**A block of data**
== == ==

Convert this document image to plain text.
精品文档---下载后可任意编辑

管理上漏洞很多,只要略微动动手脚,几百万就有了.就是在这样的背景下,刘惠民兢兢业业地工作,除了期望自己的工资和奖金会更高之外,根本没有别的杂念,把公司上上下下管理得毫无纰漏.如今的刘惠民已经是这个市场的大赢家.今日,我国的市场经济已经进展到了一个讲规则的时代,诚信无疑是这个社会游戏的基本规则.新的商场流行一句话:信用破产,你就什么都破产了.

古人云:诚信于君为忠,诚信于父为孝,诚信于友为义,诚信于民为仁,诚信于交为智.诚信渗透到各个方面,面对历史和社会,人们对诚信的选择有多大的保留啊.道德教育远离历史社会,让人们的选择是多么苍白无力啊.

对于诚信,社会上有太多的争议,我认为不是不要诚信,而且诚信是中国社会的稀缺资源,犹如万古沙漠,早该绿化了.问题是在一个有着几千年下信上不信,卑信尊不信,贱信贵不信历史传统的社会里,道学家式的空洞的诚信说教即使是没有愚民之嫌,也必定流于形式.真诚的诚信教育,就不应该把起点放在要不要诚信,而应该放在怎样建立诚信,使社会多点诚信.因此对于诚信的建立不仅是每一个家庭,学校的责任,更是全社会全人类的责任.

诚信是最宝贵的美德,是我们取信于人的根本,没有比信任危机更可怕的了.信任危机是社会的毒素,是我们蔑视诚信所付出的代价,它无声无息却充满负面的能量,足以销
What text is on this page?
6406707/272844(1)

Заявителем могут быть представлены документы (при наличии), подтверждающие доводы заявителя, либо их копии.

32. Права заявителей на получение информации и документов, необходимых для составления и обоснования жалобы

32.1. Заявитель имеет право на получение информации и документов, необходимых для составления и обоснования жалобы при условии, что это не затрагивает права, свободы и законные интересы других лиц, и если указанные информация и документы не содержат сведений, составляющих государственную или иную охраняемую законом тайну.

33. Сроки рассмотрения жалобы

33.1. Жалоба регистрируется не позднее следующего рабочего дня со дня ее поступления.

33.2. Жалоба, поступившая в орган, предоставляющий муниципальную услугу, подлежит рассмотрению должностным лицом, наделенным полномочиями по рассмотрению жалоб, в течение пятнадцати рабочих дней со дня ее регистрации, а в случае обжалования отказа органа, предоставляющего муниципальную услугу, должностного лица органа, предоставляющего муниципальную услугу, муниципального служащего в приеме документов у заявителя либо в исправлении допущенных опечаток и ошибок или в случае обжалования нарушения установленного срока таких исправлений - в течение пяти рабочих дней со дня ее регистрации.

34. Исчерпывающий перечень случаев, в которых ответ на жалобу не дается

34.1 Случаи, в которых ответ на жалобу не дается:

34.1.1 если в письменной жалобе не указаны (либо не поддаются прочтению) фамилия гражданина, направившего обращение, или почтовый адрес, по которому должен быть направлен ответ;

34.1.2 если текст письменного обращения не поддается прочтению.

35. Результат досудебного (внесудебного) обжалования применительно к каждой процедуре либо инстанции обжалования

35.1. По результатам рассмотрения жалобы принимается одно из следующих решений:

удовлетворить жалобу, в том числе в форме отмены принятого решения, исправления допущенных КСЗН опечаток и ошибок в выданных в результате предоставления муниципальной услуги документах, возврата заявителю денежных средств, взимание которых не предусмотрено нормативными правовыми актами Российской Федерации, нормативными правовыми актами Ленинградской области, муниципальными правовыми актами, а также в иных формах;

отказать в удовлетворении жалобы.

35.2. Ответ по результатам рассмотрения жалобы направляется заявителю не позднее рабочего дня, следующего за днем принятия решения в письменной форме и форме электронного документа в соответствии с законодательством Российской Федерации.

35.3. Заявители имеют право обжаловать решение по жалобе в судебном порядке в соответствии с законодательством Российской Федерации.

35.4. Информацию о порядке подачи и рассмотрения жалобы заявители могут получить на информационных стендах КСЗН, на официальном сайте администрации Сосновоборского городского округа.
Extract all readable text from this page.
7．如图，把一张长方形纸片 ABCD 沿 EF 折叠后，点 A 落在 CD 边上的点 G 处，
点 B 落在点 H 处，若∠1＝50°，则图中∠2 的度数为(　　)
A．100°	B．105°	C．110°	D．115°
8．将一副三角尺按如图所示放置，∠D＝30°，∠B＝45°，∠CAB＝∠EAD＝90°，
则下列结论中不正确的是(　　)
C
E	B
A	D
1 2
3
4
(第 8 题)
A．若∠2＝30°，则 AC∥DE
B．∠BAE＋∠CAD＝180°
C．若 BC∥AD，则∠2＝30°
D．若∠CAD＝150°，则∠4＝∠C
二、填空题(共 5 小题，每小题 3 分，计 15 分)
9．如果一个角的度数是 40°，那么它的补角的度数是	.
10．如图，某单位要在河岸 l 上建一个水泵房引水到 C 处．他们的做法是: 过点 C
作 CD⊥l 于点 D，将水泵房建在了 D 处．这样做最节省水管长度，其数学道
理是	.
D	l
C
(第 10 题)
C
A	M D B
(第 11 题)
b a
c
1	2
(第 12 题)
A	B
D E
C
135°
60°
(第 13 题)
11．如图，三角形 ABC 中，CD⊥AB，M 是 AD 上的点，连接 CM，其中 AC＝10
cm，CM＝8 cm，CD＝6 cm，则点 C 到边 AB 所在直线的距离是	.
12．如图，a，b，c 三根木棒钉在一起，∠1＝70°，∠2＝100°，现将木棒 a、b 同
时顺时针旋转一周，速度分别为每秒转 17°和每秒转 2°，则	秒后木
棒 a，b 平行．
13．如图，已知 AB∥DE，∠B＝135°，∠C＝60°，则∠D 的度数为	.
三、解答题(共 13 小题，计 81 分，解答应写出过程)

== == ==

**EXERCISE BRIEF**
Repeat the lines from the one containing "Extract all readable text from this page." through the end of the listing, exactly and without any other lines; both ends are included.

**OUTPUT**
Extract all readable text from this page.
7．如图，把一张长方形纸片 ABCD 沿 EF 折叠后，点 A 落在 CD 边上的点 G 处，
点 B 落在点 H 处，若∠1＝50°，则图中∠2 的度数为(　　)
A．100°	B．105°	C．110°	D．115°
8．将一副三角尺按如图所示放置，∠D＝30°，∠B＝45°，∠CAB＝∠EAD＝90°，
则下列结论中不正确的是(　　)
C
E	B
A	D
1 2
3
4
(第 8 题)
A．若∠2＝30°，则 AC∥DE
B．∠BAE＋∠CAD＝180°
C．若 BC∥AD，则∠2＝30°
D．若∠CAD＝150°，则∠4＝∠C
二、填空题(共 5 小题，每小题 3 分，计 15 分)
9．如果一个角的度数是 40°，那么它的补角的度数是	.
10．如图，某单位要在河岸 l 上建一个水泵房引水到 C 处．他们的做法是: 过点 C
作 CD⊥l 于点 D，将水泵房建在了 D 处．这样做最节省水管长度，其数学道
理是	.
D	l
C
(第 10 题)
C
A	M D B
(第 11 题)
b a
c
1	2
(第 12 题)
A	B
D E
C
135°
60°
(第 13 题)
11．如图，三角形 ABC 中，CD⊥AB，M 是 AD 上的点，连接 CM，其中 AC＝10
cm，CM＝8 cm，CD＝6 cm，则点 C 到边 AB 所在直线的距离是	.
12．如图，a，b，c 三根木棒钉在一起，∠1＝70°，∠2＝100°，现将木棒 a、b 同
时顺时针旋转一周，速度分别为每秒转 17°和每秒转 2°，则	秒后木
棒 a，b 平行．
13．如图，已知 AB∥DE，∠B＝135°，∠C＝60°，则∠D 的度数为	.
三、解答题(共 13 小题，计 81 分，解答应写出过程)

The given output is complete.